Task to complete> Copy out all lines that hold "odcinka".

# start of Available data

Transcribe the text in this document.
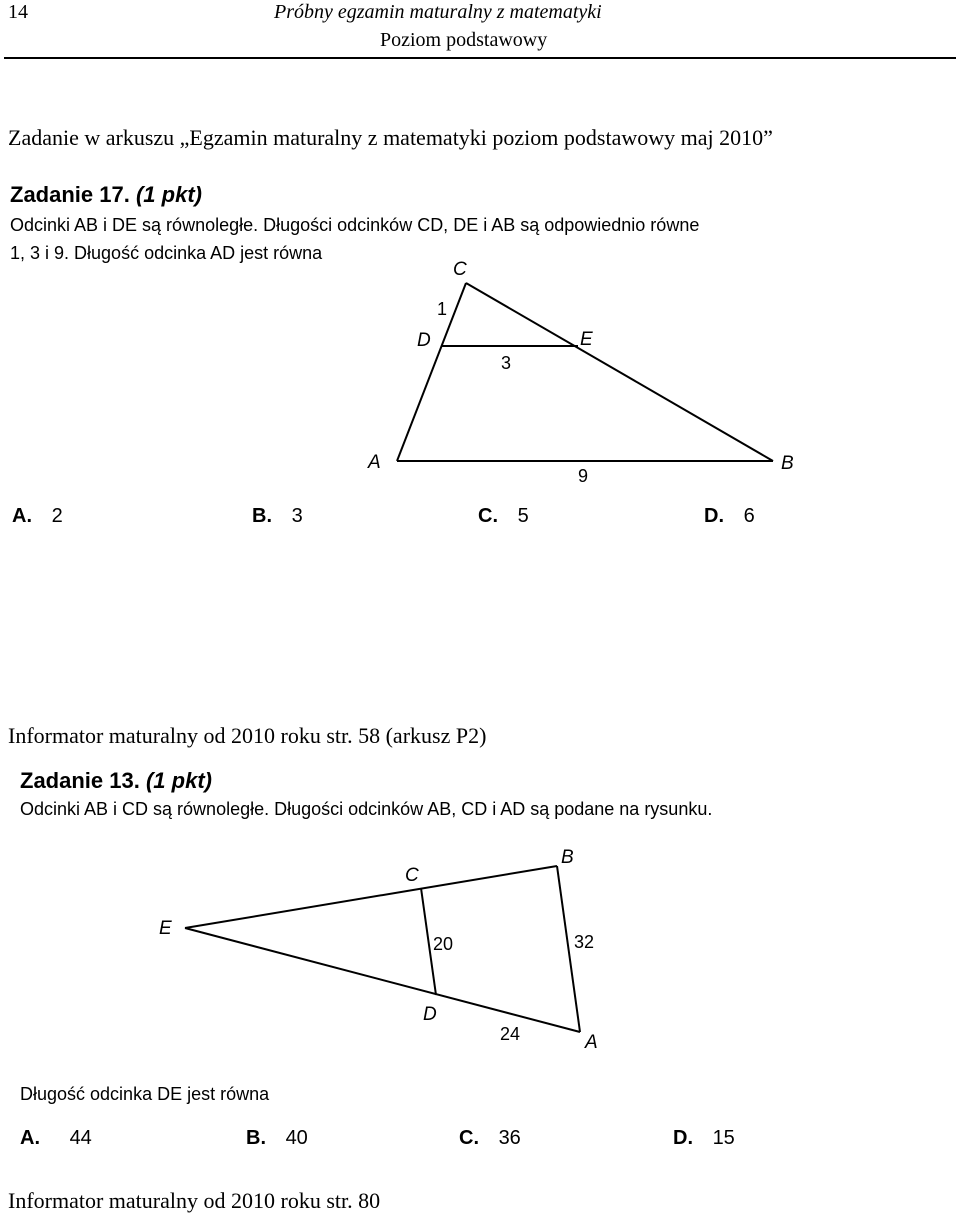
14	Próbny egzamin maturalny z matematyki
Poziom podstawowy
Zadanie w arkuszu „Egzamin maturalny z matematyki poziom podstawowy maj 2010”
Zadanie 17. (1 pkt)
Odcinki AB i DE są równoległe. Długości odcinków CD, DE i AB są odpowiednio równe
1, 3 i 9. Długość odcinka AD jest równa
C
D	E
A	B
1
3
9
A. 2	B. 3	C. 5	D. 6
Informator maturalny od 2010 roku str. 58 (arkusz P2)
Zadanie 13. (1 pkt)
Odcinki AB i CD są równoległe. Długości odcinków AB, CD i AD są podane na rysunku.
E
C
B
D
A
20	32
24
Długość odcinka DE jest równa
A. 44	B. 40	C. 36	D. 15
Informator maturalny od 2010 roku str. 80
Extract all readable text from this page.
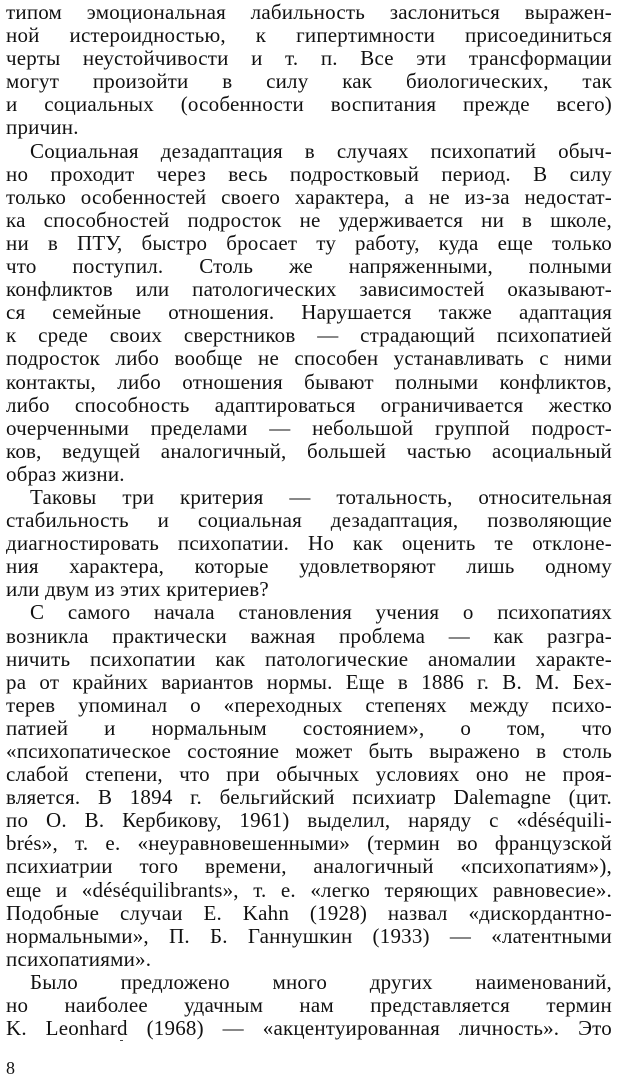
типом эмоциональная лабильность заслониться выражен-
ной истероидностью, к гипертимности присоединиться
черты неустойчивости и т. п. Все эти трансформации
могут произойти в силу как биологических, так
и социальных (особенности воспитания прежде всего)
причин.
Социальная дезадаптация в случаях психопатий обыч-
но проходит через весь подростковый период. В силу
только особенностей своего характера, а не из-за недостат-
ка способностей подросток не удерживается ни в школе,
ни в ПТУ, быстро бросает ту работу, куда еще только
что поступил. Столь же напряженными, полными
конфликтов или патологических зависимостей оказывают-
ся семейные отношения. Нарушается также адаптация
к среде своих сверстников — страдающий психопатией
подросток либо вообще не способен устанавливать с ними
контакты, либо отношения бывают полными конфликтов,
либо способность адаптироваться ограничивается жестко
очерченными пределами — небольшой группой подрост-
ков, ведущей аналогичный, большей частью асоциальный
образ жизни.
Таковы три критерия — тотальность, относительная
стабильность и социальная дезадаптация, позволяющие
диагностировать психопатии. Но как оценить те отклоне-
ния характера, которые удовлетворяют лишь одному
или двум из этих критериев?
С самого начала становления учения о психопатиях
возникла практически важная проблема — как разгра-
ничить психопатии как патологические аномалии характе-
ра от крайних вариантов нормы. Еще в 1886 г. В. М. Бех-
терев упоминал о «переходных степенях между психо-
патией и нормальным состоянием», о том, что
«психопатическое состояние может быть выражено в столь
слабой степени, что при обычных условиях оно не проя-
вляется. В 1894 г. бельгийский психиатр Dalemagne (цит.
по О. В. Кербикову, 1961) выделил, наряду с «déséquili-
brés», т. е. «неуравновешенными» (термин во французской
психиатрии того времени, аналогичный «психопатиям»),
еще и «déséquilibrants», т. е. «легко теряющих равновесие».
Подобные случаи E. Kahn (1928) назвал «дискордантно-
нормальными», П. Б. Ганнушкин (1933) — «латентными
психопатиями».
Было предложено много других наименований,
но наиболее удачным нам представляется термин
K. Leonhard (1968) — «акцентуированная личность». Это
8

# end of Available data
# start of Available data

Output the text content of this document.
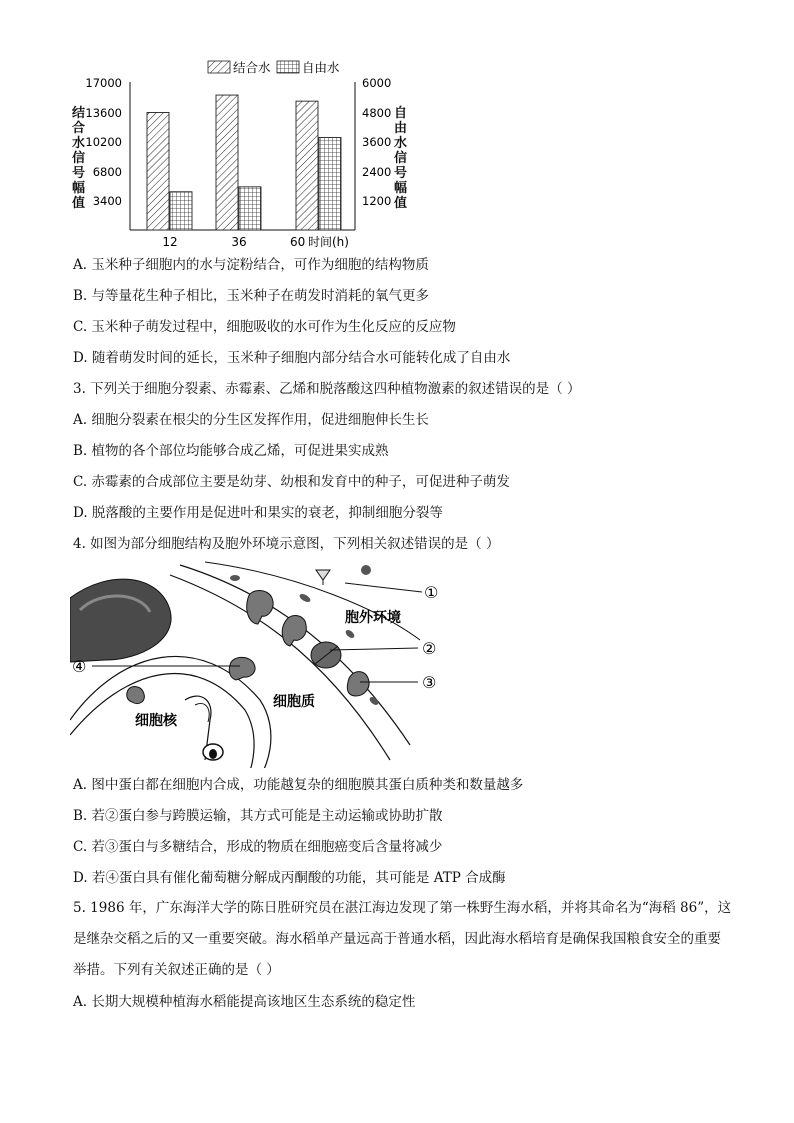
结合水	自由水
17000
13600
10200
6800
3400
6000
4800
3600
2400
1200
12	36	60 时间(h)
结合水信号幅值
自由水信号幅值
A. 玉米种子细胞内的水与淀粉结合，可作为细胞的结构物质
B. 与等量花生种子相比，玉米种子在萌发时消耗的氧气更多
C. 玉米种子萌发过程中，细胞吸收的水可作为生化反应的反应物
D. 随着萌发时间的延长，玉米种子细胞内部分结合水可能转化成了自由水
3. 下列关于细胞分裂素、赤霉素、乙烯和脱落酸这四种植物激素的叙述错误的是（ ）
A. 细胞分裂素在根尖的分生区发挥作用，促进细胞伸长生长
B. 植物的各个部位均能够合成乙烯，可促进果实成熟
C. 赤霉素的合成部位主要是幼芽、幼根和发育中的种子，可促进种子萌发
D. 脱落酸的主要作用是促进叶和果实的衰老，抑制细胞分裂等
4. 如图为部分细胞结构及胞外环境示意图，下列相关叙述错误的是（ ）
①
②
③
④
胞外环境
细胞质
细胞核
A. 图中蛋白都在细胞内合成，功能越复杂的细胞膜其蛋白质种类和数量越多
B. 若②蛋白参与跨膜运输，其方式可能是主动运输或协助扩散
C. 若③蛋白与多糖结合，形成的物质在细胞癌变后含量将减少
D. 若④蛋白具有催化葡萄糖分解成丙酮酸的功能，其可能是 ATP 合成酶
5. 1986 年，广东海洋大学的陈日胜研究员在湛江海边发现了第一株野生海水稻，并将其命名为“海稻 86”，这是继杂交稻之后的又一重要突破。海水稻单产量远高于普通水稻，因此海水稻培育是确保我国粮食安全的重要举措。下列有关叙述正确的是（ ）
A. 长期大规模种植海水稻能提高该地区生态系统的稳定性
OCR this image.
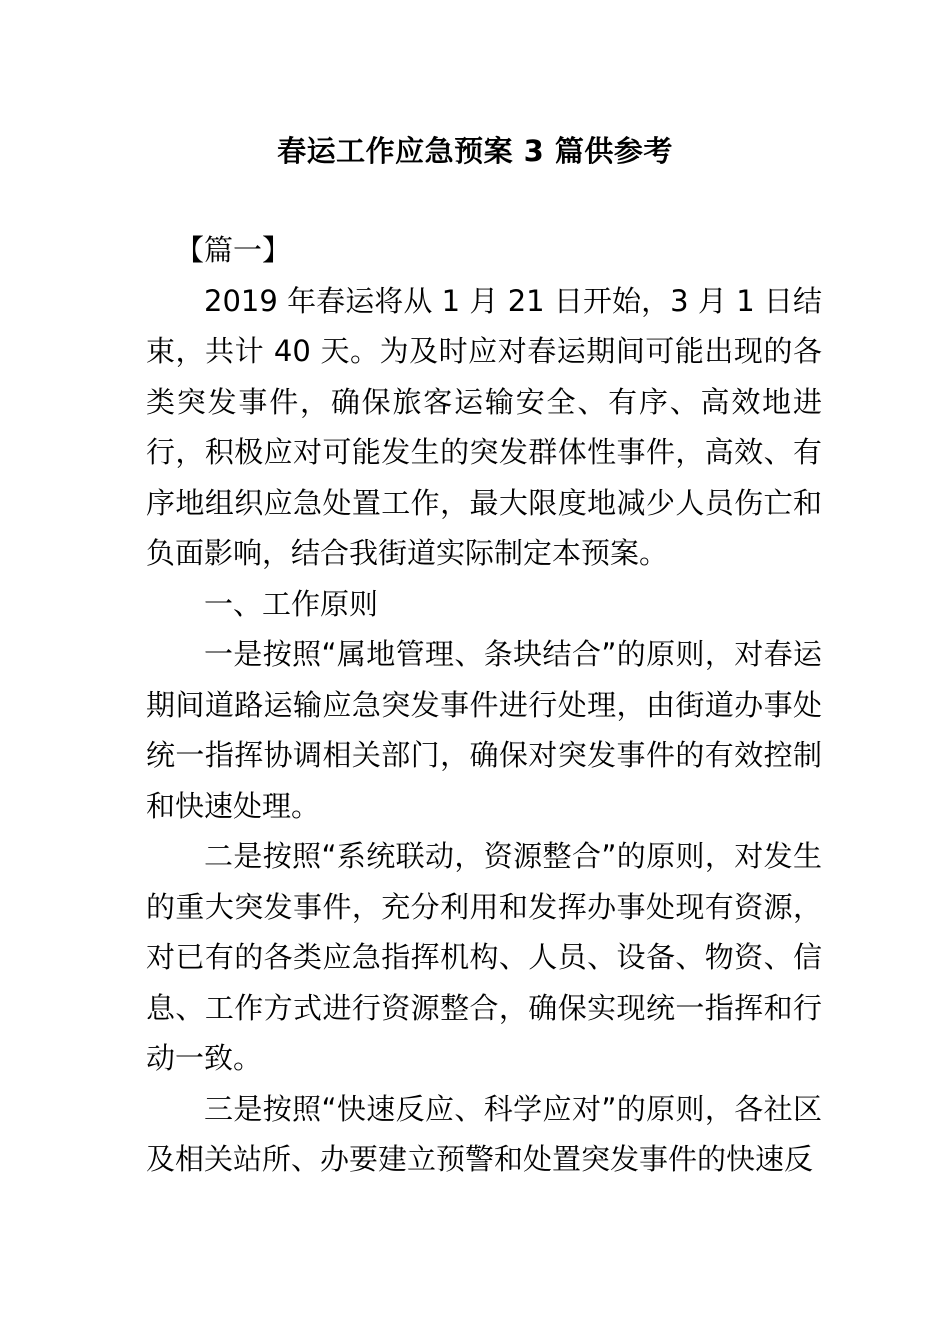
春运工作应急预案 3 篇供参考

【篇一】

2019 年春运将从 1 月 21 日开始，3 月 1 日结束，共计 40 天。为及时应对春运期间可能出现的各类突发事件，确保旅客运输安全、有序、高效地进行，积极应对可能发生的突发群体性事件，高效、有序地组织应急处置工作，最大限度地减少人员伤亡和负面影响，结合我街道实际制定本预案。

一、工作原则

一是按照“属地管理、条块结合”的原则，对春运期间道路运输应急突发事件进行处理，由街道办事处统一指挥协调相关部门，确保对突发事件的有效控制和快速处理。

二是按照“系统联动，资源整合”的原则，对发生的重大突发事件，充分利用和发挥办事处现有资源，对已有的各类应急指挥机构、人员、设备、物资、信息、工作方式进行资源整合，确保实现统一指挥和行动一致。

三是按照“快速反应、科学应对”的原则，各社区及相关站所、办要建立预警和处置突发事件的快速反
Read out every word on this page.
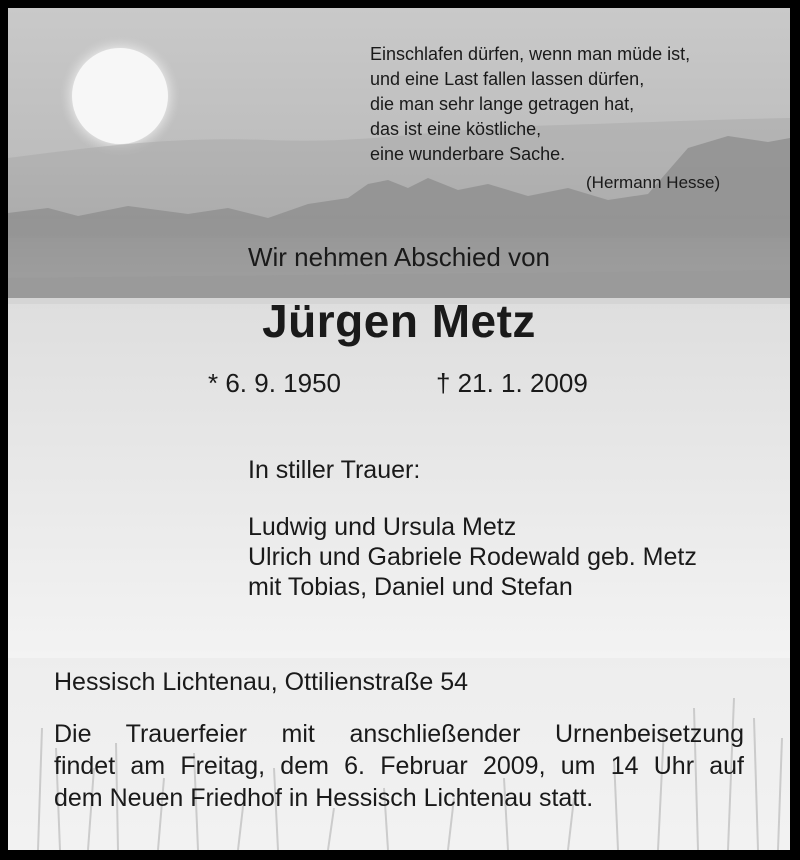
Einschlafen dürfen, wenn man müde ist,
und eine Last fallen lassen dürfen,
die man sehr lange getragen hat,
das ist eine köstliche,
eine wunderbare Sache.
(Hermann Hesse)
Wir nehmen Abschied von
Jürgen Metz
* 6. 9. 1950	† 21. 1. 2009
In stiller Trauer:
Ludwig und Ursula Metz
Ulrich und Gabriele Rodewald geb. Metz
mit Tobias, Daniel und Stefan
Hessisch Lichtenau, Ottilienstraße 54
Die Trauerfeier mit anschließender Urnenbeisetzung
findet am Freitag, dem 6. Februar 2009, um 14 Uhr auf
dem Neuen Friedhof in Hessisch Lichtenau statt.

# end of Available data

Task output>
1, 3 i 9. Długość odcinka AD jest równa
Długość odcinka DE jest równa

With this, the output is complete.